── EXCERPTED TEXT ──

Search replace with awk using 2 files

owwow14 · October 16, 2014, 5:59am

I have a bit of a complex problem that I would like to solve with

awk

. It is essentially a 2-part problem.

I have a large directory of files with the same format, each with 266 lines.
The first 206 lines of each file are filled with attribute information.
Then the following 60 lines consist of 202 values separated by commas.
The first position in each of these sixty lines is a word (string value), and the last position in each of these sixty lines is a number (1 or 0).
Is it possible to change the last slot ($202) numeric value of lines that contain certain strings that are indicated in a separate file?

To visualize the problem.
My data file looks like this:

@RELATION relationData

@ATTRIBUTE att0 STRING
@ATTRIBUTE att1 NUMERIC
@ATTRIBUTE att2 NUMERIC
@ATTRIBUTE att3 NUMERIC
....
@ATTRIBUTE att200 NUMERIC

@ATTRIBUTE class {1,0}

@DATA
hall,1,2,3,...,201,0
cat,1,2,3,...,201,1
dog,1,2,3,...,201,1
feather,1,2,3,...,201,1

I have a second file with a list of words (1 per line):

cat
feather

I want to change the final numeric value on those lines that contain a word in the second file to 0, so that my file result is:

@RELATION relationData

@ATTRIBUTE att0 STRING
@ATTRIBUTE att1 NUMERIC
@ATTRIBUTE att2 NUMERIC
@ATTRIBUTE att3 NUMERIC
....

───
── LISTED ENTRIES ──

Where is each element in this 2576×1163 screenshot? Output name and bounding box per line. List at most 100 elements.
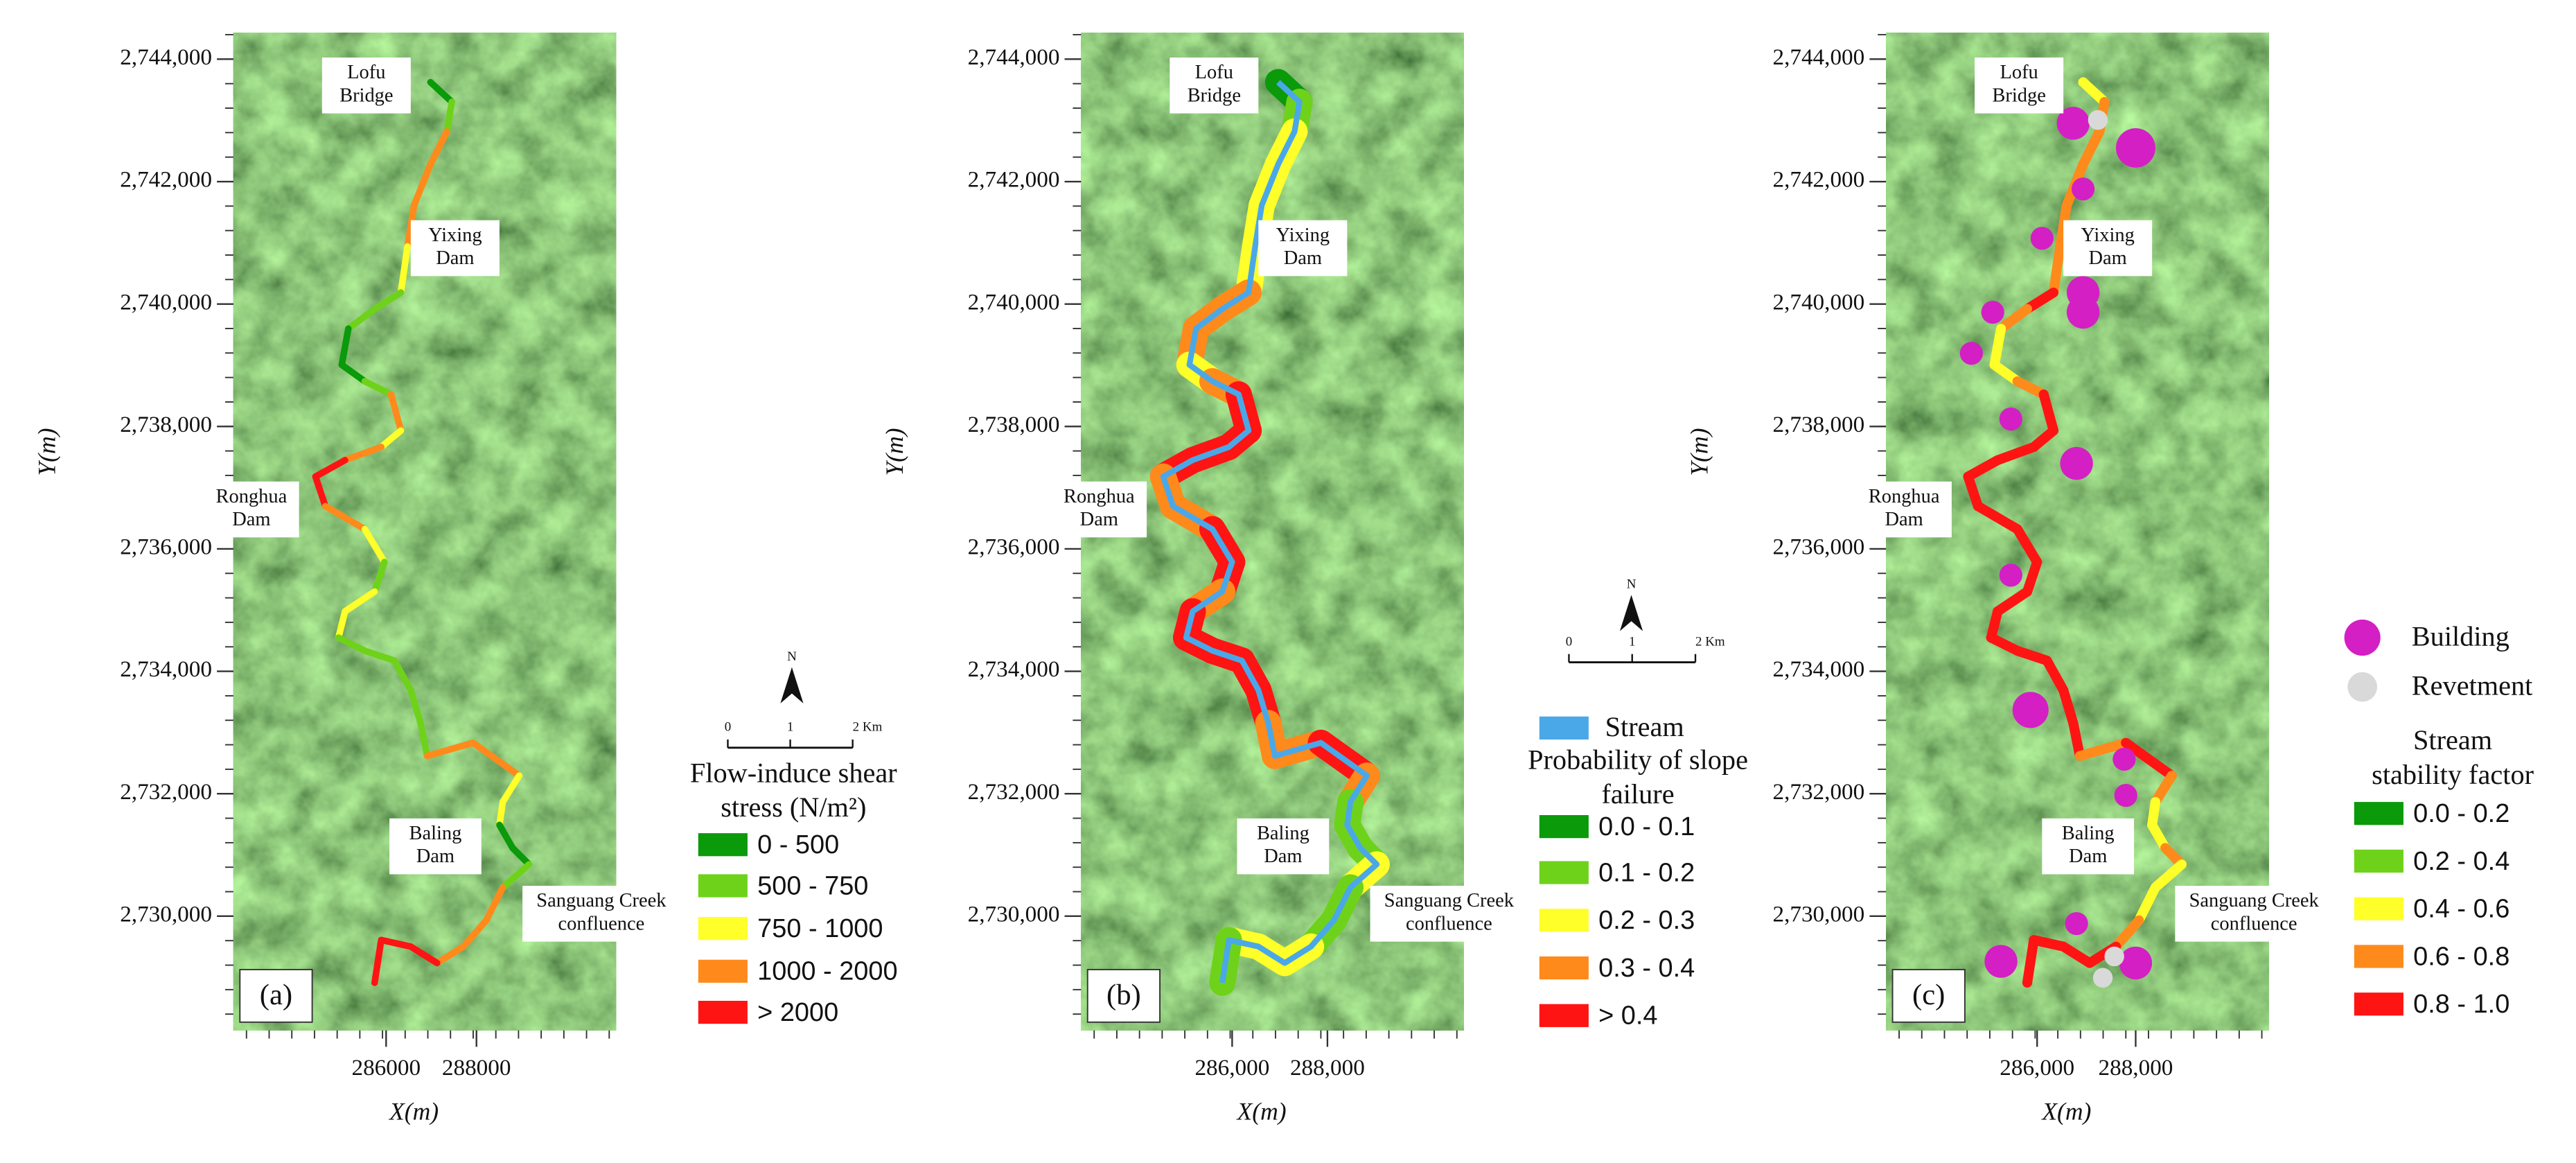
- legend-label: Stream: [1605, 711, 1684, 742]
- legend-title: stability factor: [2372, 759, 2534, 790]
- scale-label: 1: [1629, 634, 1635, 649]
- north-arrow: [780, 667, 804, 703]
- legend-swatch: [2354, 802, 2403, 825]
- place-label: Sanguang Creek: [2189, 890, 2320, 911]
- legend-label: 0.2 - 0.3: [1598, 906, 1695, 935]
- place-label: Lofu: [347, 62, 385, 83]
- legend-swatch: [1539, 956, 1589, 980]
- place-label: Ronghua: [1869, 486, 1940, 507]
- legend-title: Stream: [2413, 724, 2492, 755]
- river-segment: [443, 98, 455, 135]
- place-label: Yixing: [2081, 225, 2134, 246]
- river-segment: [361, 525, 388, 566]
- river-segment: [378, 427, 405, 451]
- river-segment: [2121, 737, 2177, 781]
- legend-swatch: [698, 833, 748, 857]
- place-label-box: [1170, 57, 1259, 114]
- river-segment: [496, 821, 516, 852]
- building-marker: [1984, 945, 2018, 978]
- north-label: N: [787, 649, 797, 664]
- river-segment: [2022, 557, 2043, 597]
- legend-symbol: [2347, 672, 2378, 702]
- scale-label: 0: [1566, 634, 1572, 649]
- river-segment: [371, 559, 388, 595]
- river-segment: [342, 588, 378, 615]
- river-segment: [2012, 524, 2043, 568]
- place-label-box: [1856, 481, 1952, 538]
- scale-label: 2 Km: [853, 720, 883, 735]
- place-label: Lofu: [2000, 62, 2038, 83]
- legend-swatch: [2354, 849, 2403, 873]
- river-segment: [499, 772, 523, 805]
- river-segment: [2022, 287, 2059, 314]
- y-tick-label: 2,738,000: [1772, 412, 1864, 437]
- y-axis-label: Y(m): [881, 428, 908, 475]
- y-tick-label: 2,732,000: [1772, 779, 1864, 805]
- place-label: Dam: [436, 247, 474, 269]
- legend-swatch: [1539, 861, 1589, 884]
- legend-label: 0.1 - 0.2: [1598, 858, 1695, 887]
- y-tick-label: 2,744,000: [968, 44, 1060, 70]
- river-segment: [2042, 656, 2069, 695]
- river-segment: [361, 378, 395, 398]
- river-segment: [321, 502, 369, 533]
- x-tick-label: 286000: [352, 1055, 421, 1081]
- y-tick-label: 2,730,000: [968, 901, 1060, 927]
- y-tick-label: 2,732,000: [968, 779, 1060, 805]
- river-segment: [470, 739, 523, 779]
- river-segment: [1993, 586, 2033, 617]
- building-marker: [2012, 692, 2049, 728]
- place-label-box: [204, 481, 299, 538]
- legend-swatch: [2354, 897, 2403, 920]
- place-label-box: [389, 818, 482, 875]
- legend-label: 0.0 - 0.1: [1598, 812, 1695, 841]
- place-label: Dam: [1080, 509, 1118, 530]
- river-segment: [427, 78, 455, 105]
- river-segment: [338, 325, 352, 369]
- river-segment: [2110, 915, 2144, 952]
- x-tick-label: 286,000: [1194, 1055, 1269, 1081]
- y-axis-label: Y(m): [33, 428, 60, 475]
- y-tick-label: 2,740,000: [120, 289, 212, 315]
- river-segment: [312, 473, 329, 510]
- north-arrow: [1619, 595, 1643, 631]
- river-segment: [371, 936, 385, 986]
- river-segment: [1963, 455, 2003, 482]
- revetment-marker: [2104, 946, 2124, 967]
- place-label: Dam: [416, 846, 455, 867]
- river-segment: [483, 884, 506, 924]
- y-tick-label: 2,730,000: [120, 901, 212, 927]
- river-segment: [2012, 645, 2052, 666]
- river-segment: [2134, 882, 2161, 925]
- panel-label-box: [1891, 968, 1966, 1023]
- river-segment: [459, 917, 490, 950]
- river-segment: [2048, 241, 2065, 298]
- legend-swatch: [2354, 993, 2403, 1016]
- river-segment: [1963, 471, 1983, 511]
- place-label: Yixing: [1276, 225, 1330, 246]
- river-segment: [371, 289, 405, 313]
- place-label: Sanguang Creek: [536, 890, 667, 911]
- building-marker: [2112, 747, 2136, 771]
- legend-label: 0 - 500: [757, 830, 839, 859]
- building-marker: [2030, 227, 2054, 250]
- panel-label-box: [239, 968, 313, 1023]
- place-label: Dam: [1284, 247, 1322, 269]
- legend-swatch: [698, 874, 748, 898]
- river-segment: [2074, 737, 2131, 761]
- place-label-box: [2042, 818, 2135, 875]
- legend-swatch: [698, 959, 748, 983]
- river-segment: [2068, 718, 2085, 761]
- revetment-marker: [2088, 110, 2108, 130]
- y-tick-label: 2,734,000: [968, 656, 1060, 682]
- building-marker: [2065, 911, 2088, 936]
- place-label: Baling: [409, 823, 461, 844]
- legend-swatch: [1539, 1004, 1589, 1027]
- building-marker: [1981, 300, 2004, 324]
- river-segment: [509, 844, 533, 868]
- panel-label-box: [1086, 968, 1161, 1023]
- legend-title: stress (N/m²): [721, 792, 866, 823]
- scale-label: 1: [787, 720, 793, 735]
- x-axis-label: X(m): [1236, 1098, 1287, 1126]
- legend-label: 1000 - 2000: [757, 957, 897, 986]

───
── LISTED ENTRIES ──

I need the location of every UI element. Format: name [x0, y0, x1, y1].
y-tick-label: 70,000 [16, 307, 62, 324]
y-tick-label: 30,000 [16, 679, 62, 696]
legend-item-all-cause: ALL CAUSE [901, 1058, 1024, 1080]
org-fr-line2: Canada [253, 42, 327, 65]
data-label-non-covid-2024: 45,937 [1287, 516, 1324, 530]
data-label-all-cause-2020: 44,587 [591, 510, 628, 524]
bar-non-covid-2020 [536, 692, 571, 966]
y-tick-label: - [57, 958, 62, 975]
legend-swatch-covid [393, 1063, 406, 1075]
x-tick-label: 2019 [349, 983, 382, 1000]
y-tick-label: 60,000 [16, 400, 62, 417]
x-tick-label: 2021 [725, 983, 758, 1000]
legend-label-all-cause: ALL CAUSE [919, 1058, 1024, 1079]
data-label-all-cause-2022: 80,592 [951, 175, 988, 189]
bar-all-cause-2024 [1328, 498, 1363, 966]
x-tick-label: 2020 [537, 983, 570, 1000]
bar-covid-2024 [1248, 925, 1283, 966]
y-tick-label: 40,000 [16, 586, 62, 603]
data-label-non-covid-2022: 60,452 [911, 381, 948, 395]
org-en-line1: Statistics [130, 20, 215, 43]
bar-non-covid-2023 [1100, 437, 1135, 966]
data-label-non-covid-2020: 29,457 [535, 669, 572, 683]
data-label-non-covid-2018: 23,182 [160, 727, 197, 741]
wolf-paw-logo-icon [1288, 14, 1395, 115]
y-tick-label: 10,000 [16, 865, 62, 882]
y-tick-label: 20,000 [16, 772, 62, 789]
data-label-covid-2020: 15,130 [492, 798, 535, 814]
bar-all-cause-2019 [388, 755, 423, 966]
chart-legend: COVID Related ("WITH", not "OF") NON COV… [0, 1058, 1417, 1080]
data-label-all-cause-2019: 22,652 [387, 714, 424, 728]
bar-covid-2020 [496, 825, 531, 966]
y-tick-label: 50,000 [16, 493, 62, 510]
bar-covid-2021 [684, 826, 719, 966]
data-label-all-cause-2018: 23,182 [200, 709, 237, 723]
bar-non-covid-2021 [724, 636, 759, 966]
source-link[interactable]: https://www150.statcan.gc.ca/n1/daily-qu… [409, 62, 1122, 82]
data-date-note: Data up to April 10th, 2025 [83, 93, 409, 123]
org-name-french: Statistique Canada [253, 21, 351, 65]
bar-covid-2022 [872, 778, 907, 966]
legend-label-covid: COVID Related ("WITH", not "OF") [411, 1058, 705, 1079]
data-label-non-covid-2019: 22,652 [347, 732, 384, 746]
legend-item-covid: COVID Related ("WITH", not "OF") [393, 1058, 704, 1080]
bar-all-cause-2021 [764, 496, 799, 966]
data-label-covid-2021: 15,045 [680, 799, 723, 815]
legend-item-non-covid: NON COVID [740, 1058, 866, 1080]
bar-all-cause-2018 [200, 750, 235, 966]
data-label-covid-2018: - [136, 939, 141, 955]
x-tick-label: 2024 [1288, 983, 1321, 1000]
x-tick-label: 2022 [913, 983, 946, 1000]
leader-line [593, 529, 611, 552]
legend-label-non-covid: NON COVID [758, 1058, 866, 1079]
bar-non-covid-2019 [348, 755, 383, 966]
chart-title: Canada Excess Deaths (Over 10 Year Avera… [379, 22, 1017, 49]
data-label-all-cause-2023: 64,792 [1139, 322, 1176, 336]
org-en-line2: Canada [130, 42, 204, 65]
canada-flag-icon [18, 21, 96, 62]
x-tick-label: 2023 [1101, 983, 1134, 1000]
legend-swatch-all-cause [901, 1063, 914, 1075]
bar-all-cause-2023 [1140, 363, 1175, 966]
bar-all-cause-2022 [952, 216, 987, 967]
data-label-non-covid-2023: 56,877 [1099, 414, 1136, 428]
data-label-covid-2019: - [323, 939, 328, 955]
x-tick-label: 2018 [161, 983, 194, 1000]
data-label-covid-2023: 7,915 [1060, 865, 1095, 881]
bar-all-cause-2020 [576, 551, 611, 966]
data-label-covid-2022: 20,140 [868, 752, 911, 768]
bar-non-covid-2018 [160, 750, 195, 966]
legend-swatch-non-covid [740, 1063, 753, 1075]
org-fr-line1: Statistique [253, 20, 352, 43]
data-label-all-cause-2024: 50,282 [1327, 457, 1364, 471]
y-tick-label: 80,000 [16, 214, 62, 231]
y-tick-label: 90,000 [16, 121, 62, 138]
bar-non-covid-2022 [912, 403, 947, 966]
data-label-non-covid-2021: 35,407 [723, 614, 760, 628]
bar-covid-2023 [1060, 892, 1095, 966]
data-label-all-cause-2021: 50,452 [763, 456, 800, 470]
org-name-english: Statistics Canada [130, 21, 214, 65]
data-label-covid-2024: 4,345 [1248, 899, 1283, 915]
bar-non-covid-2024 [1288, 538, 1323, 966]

───

* **STATED TASK A**
Copy from the awk forum post everything from "Search replace with" down to "with 266 lines.", with no changes.
* **STATED TASK B**
Write the next part of the awk forum post, picking up right after its last line.

* **TASK RESULT A**
Search replace with awk using 2 files

owwow14 · October 16, 2014, 5:59am

I have a bit of a complex problem that I would like to solve with

awk

. It is essentially a 2-part problem.

I have a large directory of files with the same format, each with 266 lines.

* **TASK RESULT B**
@ATTRIBUTE att200 NUMERIC

@ATTRIBUTE class {1,0}

@DATA
hall,1,2,3,...,201,0
cat,1,2,3,...,201,0
dog,1,2,3,...,201,1
feather,1,2,3,...,201,0

Is this possible to do with

awk

? Any suggestions of how to tackle this problem?

Perhaps something like this:

awk -v ip1="$INPUT1" -v ip2="$INPUT2" '{gsub( /String1/, ip1);gsub( /String2/, ip2);print}' file

which I found HERE can be modified?

Akshay_Hegde · October 16, 2014, 7:19am

words to search

[akshay@nio tmp]$ cat word 
cat
feather

Data file

[akshay@nio tmp]$ cat myfile 
@RELATION relationData

@ATTRIBUTE att0 STRING
@ATTRIBUTE att1 NUMERIC
@ATTRIBUTE att2 NUMERIC
@ATTRIBUTE att3 NUMERIC
....
@ATTRIBUTE att200 NUMERIC

@ATTRIBUTE class {1,0}

@DATA
hall,1,2,3,...,201,0
cat,1,2,3,...,201,1
dog,1,2,3,...,201,1
feather,1,2,3,...,201,1

Code executed

[akshay@nio tmp]$ awk 'FNR==NR{A[$1];next}($1 in A){$NF=0}1' word FS=',' OFS=',' myfile

Output

@RELATION relationData

@ATTRIBUTE att0 STRING
@ATTRIBUTE att1 NUMERIC
@ATTRIBUTE att2 NUMERIC
@ATTRIBUTE att3 NUMERIC
....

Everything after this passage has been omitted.